Check each line of the records below for the string "tags", then state how many lines contain it, with no other output.

Dataset content
================================
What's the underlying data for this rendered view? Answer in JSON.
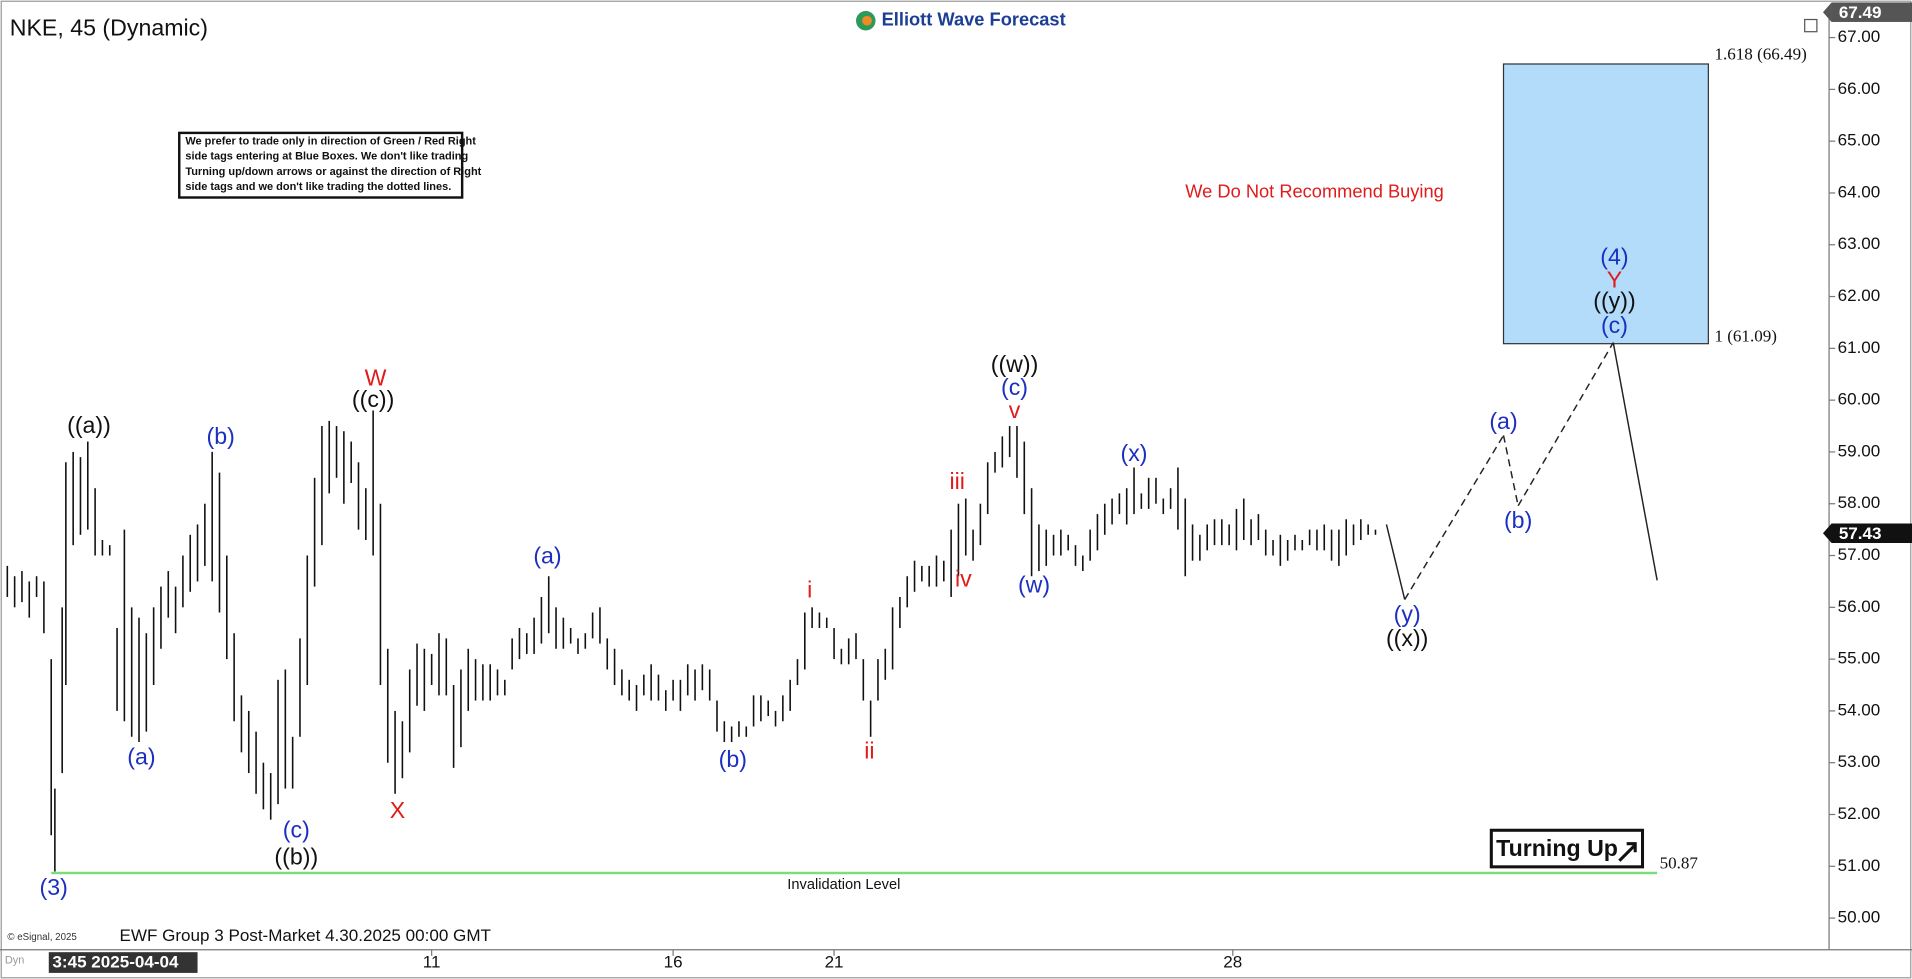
{
  "chart_data": {
    "type": "ohlc",
    "title": "NKE, 45 (Dynamic)",
    "brand": "Elliott Wave Forecast",
    "note": [
      "We prefer to trade only in direction of Green / Red Right",
      "side tags entering at Blue Boxes. We don't like trading",
      "Turning up/down arrows or against the direction of Right",
      "side tags and we don't like trading the dotted lines."
    ],
    "warning": "We Do Not Recommend Buying",
    "signal": "Turning Up",
    "footer": "EWF Group 3 Post-Market 4.30.2025 00:00 GMT",
    "copyright": "© eSignal, 2025",
    "corner": "Dyn",
    "start_label": "3:45 2025-04-04",
    "color": "#111111",
    "xlim": [
      0,
      500
    ],
    "ylim": [
      49.13,
      67.49
    ],
    "xticks": [
      {
        "value": 118,
        "label": "11"
      },
      {
        "value": 184,
        "label": "16"
      },
      {
        "value": 228,
        "label": "21"
      },
      {
        "value": 337,
        "label": "28"
      }
    ],
    "yticks": [
      {
        "value": 50,
        "label": "50.00"
      },
      {
        "value": 51,
        "label": "51.00"
      },
      {
        "value": 52,
        "label": "52.00"
      },
      {
        "value": 53,
        "label": "53.00"
      },
      {
        "value": 54,
        "label": "54.00"
      },
      {
        "value": 55,
        "label": "55.00"
      },
      {
        "value": 56,
        "label": "56.00"
      },
      {
        "value": 57,
        "label": "57.00"
      },
      {
        "value": 58,
        "label": "58.00"
      },
      {
        "value": 59,
        "label": "59.00"
      },
      {
        "value": 60,
        "label": "60.00"
      },
      {
        "value": 61,
        "label": "61.00"
      },
      {
        "value": 62,
        "label": "62.00"
      },
      {
        "value": 63,
        "label": "63.00"
      },
      {
        "value": 64,
        "label": "64.00"
      },
      {
        "value": 65,
        "label": "65.00"
      },
      {
        "value": 66,
        "label": "66.00"
      },
      {
        "value": 67,
        "label": "67.00"
      }
    ],
    "x": [
      2,
      4,
      6,
      8,
      10,
      12,
      14,
      15,
      17,
      18,
      20,
      22,
      24,
      26,
      28,
      30,
      32,
      34,
      36,
      38,
      40,
      42,
      44,
      46,
      48,
      50,
      52,
      54,
      56,
      58,
      60,
      62,
      64,
      66,
      68,
      70,
      72,
      74,
      76,
      78,
      80,
      82,
      84,
      86,
      88,
      90,
      92,
      94,
      96,
      98,
      100,
      102,
      104,
      106,
      108,
      110,
      112,
      114,
      116,
      118,
      120,
      122,
      124,
      126,
      128,
      130,
      132,
      134,
      136,
      138,
      140,
      142,
      144,
      146,
      148,
      150,
      152,
      154,
      156,
      158,
      160,
      162,
      164,
      166,
      168,
      170,
      172,
      174,
      176,
      178,
      180,
      182,
      184,
      186,
      188,
      190,
      192,
      194,
      196,
      198,
      200,
      202,
      204,
      206,
      208,
      210,
      212,
      214,
      216,
      218,
      220,
      222,
      224,
      226,
      228,
      230,
      232,
      234,
      236,
      238,
      240,
      242,
      244,
      246,
      248,
      250,
      252,
      254,
      256,
      258,
      260,
      262,
      264,
      266,
      268,
      270,
      272,
      274,
      276,
      278,
      280,
      282,
      284,
      286,
      288,
      290,
      292,
      294,
      296,
      298,
      300,
      302,
      304,
      306,
      308,
      310,
      312,
      314,
      316,
      318,
      320,
      322,
      324,
      326,
      328,
      330,
      332,
      334,
      336,
      338,
      340,
      342,
      344,
      346,
      348,
      350,
      352,
      354,
      356,
      358,
      360,
      362,
      364,
      366,
      368,
      370,
      372,
      374,
      376
    ],
    "high": [
      56.8,
      56.6,
      56.7,
      56.5,
      56.6,
      56.5,
      55.0,
      52.5,
      56.0,
      58.8,
      59.0,
      58.9,
      59.2,
      58.3,
      57.3,
      57.2,
      55.6,
      57.5,
      56.0,
      55.8,
      55.5,
      56.0,
      56.4,
      56.7,
      56.4,
      57.0,
      57.4,
      57.6,
      58.0,
      59.0,
      58.6,
      57.0,
      55.5,
      54.3,
      54.0,
      53.6,
      53.0,
      52.8,
      54.6,
      54.8,
      53.5,
      55.4,
      57.0,
      58.5,
      59.5,
      59.6,
      59.5,
      59.4,
      59.2,
      58.8,
      58.3,
      59.8,
      58.0,
      55.2,
      54.0,
      53.8,
      54.8,
      55.3,
      55.2,
      55.1,
      55.5,
      55.4,
      54.5,
      54.8,
      55.2,
      55.0,
      54.9,
      54.9,
      54.8,
      54.6,
      55.4,
      55.6,
      55.5,
      55.8,
      56.2,
      56.6,
      56.0,
      55.8,
      55.6,
      55.4,
      55.5,
      55.9,
      56.0,
      55.4,
      55.2,
      54.8,
      54.6,
      54.5,
      54.7,
      54.9,
      54.7,
      54.4,
      54.6,
      54.6,
      54.9,
      54.8,
      54.9,
      54.8,
      54.2,
      53.8,
      53.7,
      53.8,
      53.7,
      54.3,
      54.3,
      54.2,
      54.0,
      54.3,
      54.6,
      55.0,
      55.9,
      56.0,
      55.9,
      55.8,
      55.6,
      55.2,
      55.4,
      55.5,
      55.0,
      54.2,
      55.0,
      55.2,
      56.0,
      56.2,
      56.6,
      56.9,
      56.8,
      56.8,
      57.0,
      56.9,
      57.5,
      58.0,
      58.1,
      57.5,
      58.0,
      58.8,
      59.0,
      59.3,
      59.5,
      59.5,
      59.2,
      58.3,
      57.6,
      57.5,
      57.4,
      57.5,
      57.4,
      57.2,
      57.0,
      57.5,
      57.8,
      58.0,
      58.1,
      58.2,
      58.3,
      58.7,
      58.2,
      58.5,
      58.5,
      58.1,
      58.3,
      58.7,
      58.1,
      57.6,
      57.4,
      57.6,
      57.7,
      57.7,
      57.6,
      57.9,
      58.1,
      57.7,
      57.8,
      57.5,
      57.3,
      57.4,
      57.3,
      57.4,
      57.3,
      57.5,
      57.5,
      57.6,
      57.5,
      57.5,
      57.7,
      57.6,
      57.7,
      57.6,
      57.5
    ],
    "low": [
      56.2,
      56.0,
      56.1,
      55.8,
      56.2,
      55.5,
      51.6,
      50.9,
      52.8,
      54.5,
      57.2,
      57.4,
      57.5,
      57.0,
      57.0,
      57.0,
      54.0,
      53.8,
      53.5,
      53.4,
      53.6,
      54.5,
      55.2,
      55.8,
      55.5,
      56.0,
      56.3,
      56.5,
      56.8,
      56.5,
      55.9,
      55.0,
      53.8,
      53.2,
      52.8,
      52.4,
      52.1,
      51.9,
      52.2,
      52.5,
      52.5,
      53.5,
      54.5,
      56.4,
      57.2,
      58.2,
      58.5,
      58.0,
      58.4,
      57.5,
      57.3,
      57.0,
      54.5,
      53.0,
      52.4,
      52.7,
      53.2,
      54.1,
      54.0,
      54.5,
      54.3,
      54.3,
      52.9,
      53.3,
      54.0,
      54.2,
      54.2,
      54.2,
      54.3,
      54.3,
      54.8,
      55.0,
      55.1,
      55.1,
      55.3,
      55.5,
      55.2,
      55.2,
      55.3,
      55.1,
      55.2,
      55.4,
      55.3,
      54.8,
      54.5,
      54.3,
      54.2,
      54.0,
      54.3,
      54.2,
      54.2,
      54.0,
      54.2,
      54.0,
      54.3,
      54.2,
      54.4,
      54.2,
      53.6,
      53.4,
      53.4,
      53.5,
      53.5,
      53.7,
      53.8,
      53.9,
      53.7,
      53.8,
      54.0,
      54.5,
      54.8,
      55.6,
      55.6,
      55.6,
      55.0,
      54.9,
      54.9,
      55.0,
      54.2,
      53.5,
      54.2,
      54.6,
      54.8,
      55.6,
      56.0,
      56.3,
      56.5,
      56.4,
      56.4,
      56.5,
      56.2,
      56.6,
      57.0,
      56.9,
      57.2,
      57.8,
      58.6,
      58.7,
      58.9,
      58.5,
      57.8,
      56.6,
      56.7,
      56.8,
      57.0,
      57.0,
      57.1,
      56.8,
      56.7,
      56.9,
      57.1,
      57.4,
      57.6,
      57.8,
      57.6,
      57.8,
      57.9,
      57.9,
      58.0,
      57.8,
      57.9,
      57.5,
      56.6,
      56.9,
      56.9,
      57.1,
      57.2,
      57.2,
      57.2,
      57.1,
      57.3,
      57.2,
      57.3,
      57.0,
      57.0,
      56.8,
      56.9,
      57.1,
      57.1,
      57.2,
      57.1,
      57.1,
      56.9,
      56.8,
      57.0,
      57.2,
      57.3,
      57.4,
      57.4
    ],
    "last_price": 57.43,
    "top_price": 67.49,
    "projection": {
      "x": [
        379,
        384,
        411,
        415,
        441,
        453
      ],
      "values": [
        57.6,
        56.15,
        59.32,
        57.96,
        61.11,
        56.52
      ],
      "dashed": [
        false,
        true,
        true,
        true,
        false
      ]
    },
    "blue_box": {
      "x": [
        411,
        467
      ],
      "values": [
        61.09,
        66.49
      ],
      "labels": [
        "1 (61.09)",
        "1.618 (66.49)"
      ],
      "color": "#b3dcfa"
    },
    "invalidation": {
      "value": 50.87,
      "label": "50.87",
      "text": "Invalidation Level",
      "x": [
        14,
        453
      ],
      "color": "#7ddc7d"
    },
    "waves": [
      {
        "text": "((a))",
        "color": "#111111"
      },
      {
        "text": "(a)",
        "color": "#1c2fc0"
      },
      {
        "text": "(b)",
        "color": "#1c2fc0"
      },
      {
        "text": "(c)",
        "color": "#1c2fc0"
      },
      {
        "text": "((b))",
        "color": "#111111"
      },
      {
        "text": "W",
        "color": "#e01b1b"
      },
      {
        "text": "((c))",
        "color": "#111111"
      },
      {
        "text": "X",
        "color": "#e01b1b"
      },
      {
        "text": "(3)",
        "color": "#1c2fc0"
      },
      {
        "text": "(a)",
        "color": "#1c2fc0"
      },
      {
        "text": "(b)",
        "color": "#1c2fc0"
      },
      {
        "text": "i",
        "color": "#e01b1b"
      },
      {
        "text": "ii",
        "color": "#e01b1b"
      },
      {
        "text": "iii",
        "color": "#e01b1b"
      },
      {
        "text": "iv",
        "color": "#e01b1b"
      },
      {
        "text": "((w))",
        "color": "#111111"
      },
      {
        "text": "(c)",
        "color": "#1c2fc0"
      },
      {
        "text": "v",
        "color": "#e01b1b"
      },
      {
        "text": "(w)",
        "color": "#1c2fc0"
      },
      {
        "text": "(x)",
        "color": "#1c2fc0"
      },
      {
        "text": "(y)",
        "color": "#1c2fc0"
      },
      {
        "text": "((x))",
        "color": "#111111"
      },
      {
        "text": "(a)",
        "color": "#1c2fc0"
      },
      {
        "text": "(b)",
        "color": "#1c2fc0"
      },
      {
        "text": "(4)",
        "color": "#1c2fc0"
      },
      {
        "text": "Y",
        "color": "#e01b1b"
      },
      {
        "text": "((y))",
        "color": "#111111"
      },
      {
        "text": "(c)",
        "color": "#1c2fc0"
      }
    ]
  }
}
================================
Task response
2